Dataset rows
☆ ☆ ☆ ☆

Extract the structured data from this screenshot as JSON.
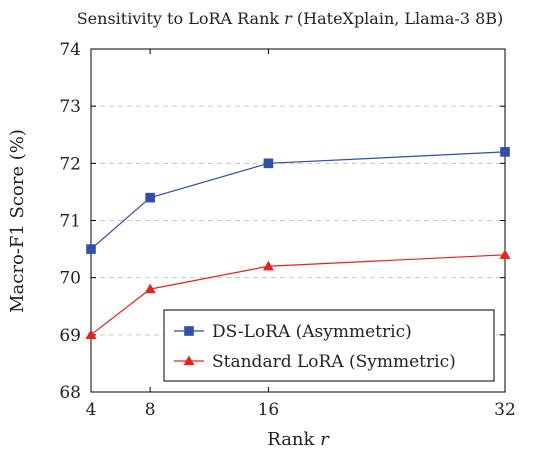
{
  "chart_data": {
    "type": "line",
    "title": "Sensitivity to LoRA Rank r (HateXplain, Llama-3 8B)",
    "title_parts": {
      "before": "Sensitivity to LoRA Rank ",
      "var": "r",
      "after": " (HateXplain, Llama-3 8B)"
    },
    "xlabel": "Rank r",
    "xlabel_parts": {
      "before": "Rank ",
      "var": "r"
    },
    "ylabel": "Macro-F1 Score (%)",
    "x": [
      4,
      8,
      16,
      32
    ],
    "xlim": [
      4,
      32
    ],
    "ylim": [
      68,
      74
    ],
    "x_ticks": [
      4,
      8,
      16,
      32
    ],
    "y_ticks": [
      68,
      69,
      70,
      71,
      72,
      73,
      74
    ],
    "grid": "horizontal dashed",
    "legend_position": "bottom-right",
    "series": [
      {
        "name": "DS-LoRA (Asymmetric)",
        "values": [
          70.5,
          71.4,
          72.0,
          72.2
        ],
        "color": "#2f4fa8",
        "marker": "square"
      },
      {
        "name": "Standard LoRA (Symmetric)",
        "values": [
          69.0,
          69.8,
          70.2,
          70.4
        ],
        "color": "#e8211c",
        "marker": "triangle"
      }
    ]
  }
}
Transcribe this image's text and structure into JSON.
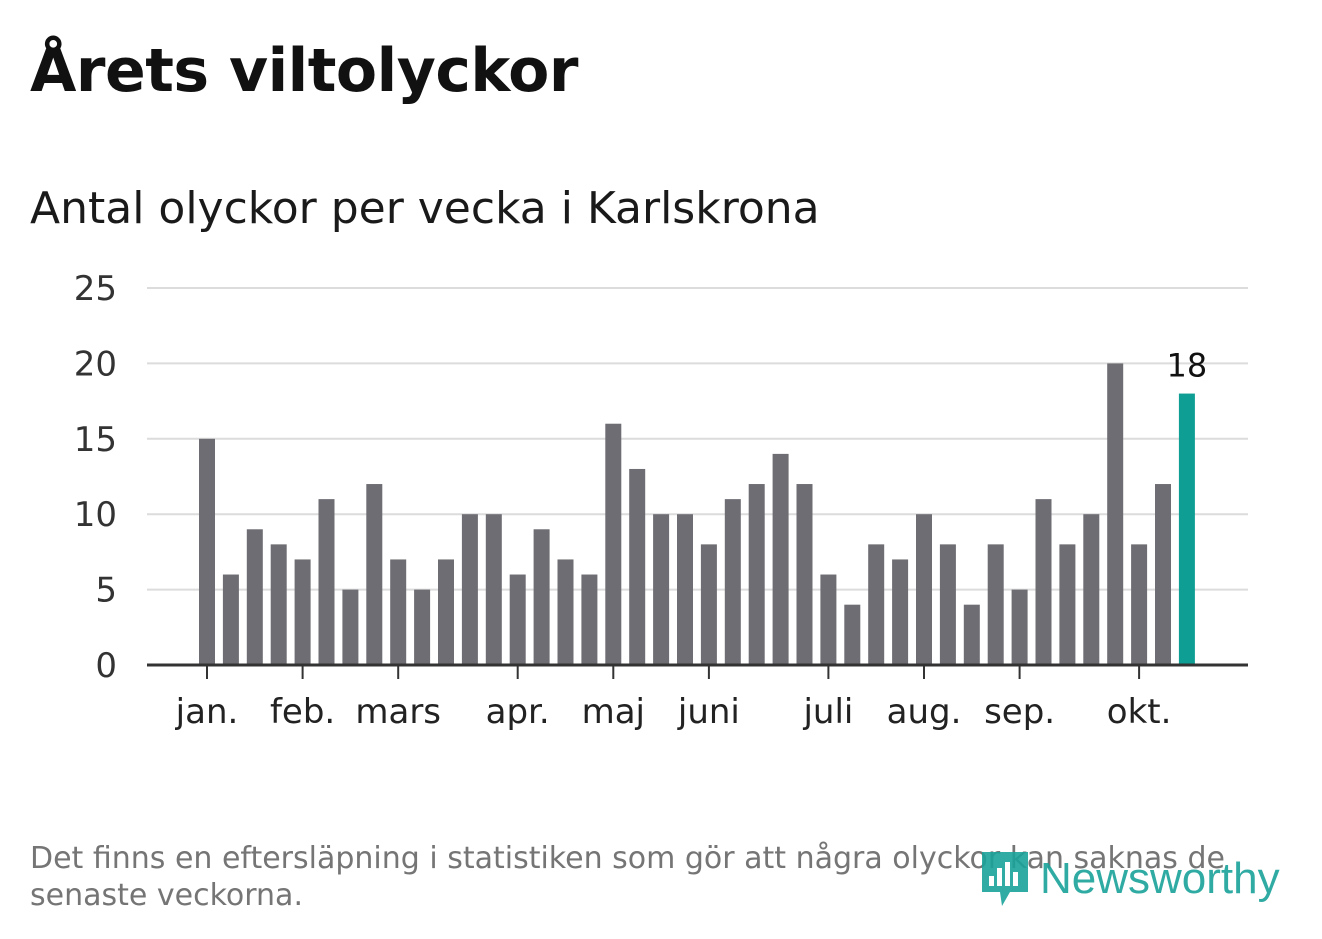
{
  "title": "Årets viltolyckor",
  "subtitle": "Antal olyckor per vecka i Karlskrona",
  "footnote": "Det finns en eftersläpning i statistiken som gör att några olyckor kan saknas de senaste veckorna.",
  "logo": {
    "text": "Newsworthy",
    "icon": "newsworthy-chart-bubble-icon"
  },
  "colors": {
    "bar": "#6e6d73",
    "highlight": "#0f9e93",
    "grid": "#dcdcdc",
    "axis": "#333333"
  },
  "chart_data": {
    "type": "bar",
    "title": "",
    "xlabel": "",
    "ylabel": "",
    "ylim": [
      0,
      25
    ],
    "yticks": [
      0,
      5,
      10,
      15,
      20,
      25
    ],
    "grid": true,
    "values": [
      15,
      6,
      9,
      8,
      7,
      11,
      5,
      12,
      7,
      5,
      7,
      10,
      10,
      6,
      9,
      7,
      6,
      16,
      13,
      10,
      10,
      8,
      11,
      12,
      14,
      12,
      6,
      4,
      8,
      7,
      10,
      8,
      4,
      8,
      5,
      11,
      8,
      10,
      20,
      8,
      12,
      18
    ],
    "highlight_index": 41,
    "highlight_label": "18",
    "month_labels": [
      {
        "label": "jan.",
        "bar_index": 0
      },
      {
        "label": "feb.",
        "bar_index": 4
      },
      {
        "label": "mars",
        "bar_index": 8
      },
      {
        "label": "apr.",
        "bar_index": 13
      },
      {
        "label": "maj",
        "bar_index": 17
      },
      {
        "label": "juni",
        "bar_index": 21
      },
      {
        "label": "juli",
        "bar_index": 26
      },
      {
        "label": "aug.",
        "bar_index": 30
      },
      {
        "label": "sep.",
        "bar_index": 34
      },
      {
        "label": "okt.",
        "bar_index": 39
      }
    ]
  }
}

☆ ☆ ☆ ☆

* PROBLEM DETAILS *
Pictures are to be left out; repeat all the remaining data exactly.

* CORRECT RESULT *
Extract the structured data from this screenshot as JSON.
{
  "chart_data": {
    "type": "line",
    "title": "Sensitivity to LoRA Rank r (HateXplain, Llama-3 8B)",
    "title_parts": {
      "before": "Sensitivity to LoRA Rank ",
      "var": "r",
      "after": " (HateXplain, Llama-3 8B)"
    },
    "xlabel": "Rank r",
    "xlabel_parts": {
      "before": "Rank ",
      "var": "r"
    },
    "ylabel": "Macro-F1 Score (%)",
    "x": [
      4,
      8,
      16,
      32
    ],
    "xlim": [
      4,
      32
    ],
    "ylim": [
      68,
      74
    ],
    "x_ticks": [
      4,
      8,
      16,
      32
    ],
    "y_ticks": [
      68,
      69,
      70,
      71,
      72,
      73,
      74
    ],
    "grid": "horizontal dashed",
    "legend_position": "bottom-right",
    "series": [
      {
        "name": "DS-LoRA (Asymmetric)",
        "values": [
          70.5,
          71.4,
          72.0,
          72.2
        ],
        "color": "#2f4fa8",
        "marker": "square"
      },
      {
        "name": "Standard LoRA (Symmetric)",
        "values": [
          69.0,
          69.8,
          70.2,
          70.4
        ],
        "color": "#e8211c",
        "marker": "triangle"
      }
    ]
  }
}
Transcribe this image's text and structure into JSON.
{
  "title": "Årets viltolyckor",
  "subtitle": "Antal olyckor per vecka i Karlskrona",
  "footnote": "Det finns en eftersläpning i statistiken som gör att några olyckor kan saknas de senaste veckorna.",
  "logo": {
    "text": "Newsworthy",
    "icon": "newsworthy-chart-bubble-icon"
  },
  "colors": {
    "bar": "#6e6d73",
    "highlight": "#0f9e93",
    "grid": "#dcdcdc",
    "axis": "#333333"
  },
  "chart_data": {
    "type": "bar",
    "title": "",
    "xlabel": "",
    "ylabel": "",
    "ylim": [
      0,
      25
    ],
    "yticks": [
      0,
      5,
      10,
      15,
      20,
      25
    ],
    "grid": true,
    "values": [
      15,
      6,
      9,
      8,
      7,
      11,
      5,
      12,
      7,
      5,
      7,
      10,
      10,
      6,
      9,
      7,
      6,
      16,
      13,
      10,
      10,
      8,
      11,
      12,
      14,
      12,
      6,
      4,
      8,
      7,
      10,
      8,
      4,
      8,
      5,
      11,
      8,
      10,
      20,
      8,
      12,
      18
    ],
    "highlight_index": 41,
    "highlight_label": "18",
    "month_labels": [
      {
        "label": "jan.",
        "bar_index": 0
      },
      {
        "label": "feb.",
        "bar_index": 4
      },
      {
        "label": "mars",
        "bar_index": 8
      },
      {
        "label": "apr.",
        "bar_index": 13
      },
      {
        "label": "maj",
        "bar_index": 17
      },
      {
        "label": "juni",
        "bar_index": 21
      },
      {
        "label": "juli",
        "bar_index": 26
      },
      {
        "label": "aug.",
        "bar_index": 30
      },
      {
        "label": "sep.",
        "bar_index": 34
      },
      {
        "label": "okt.",
        "bar_index": 39
      }
    ]
  }
}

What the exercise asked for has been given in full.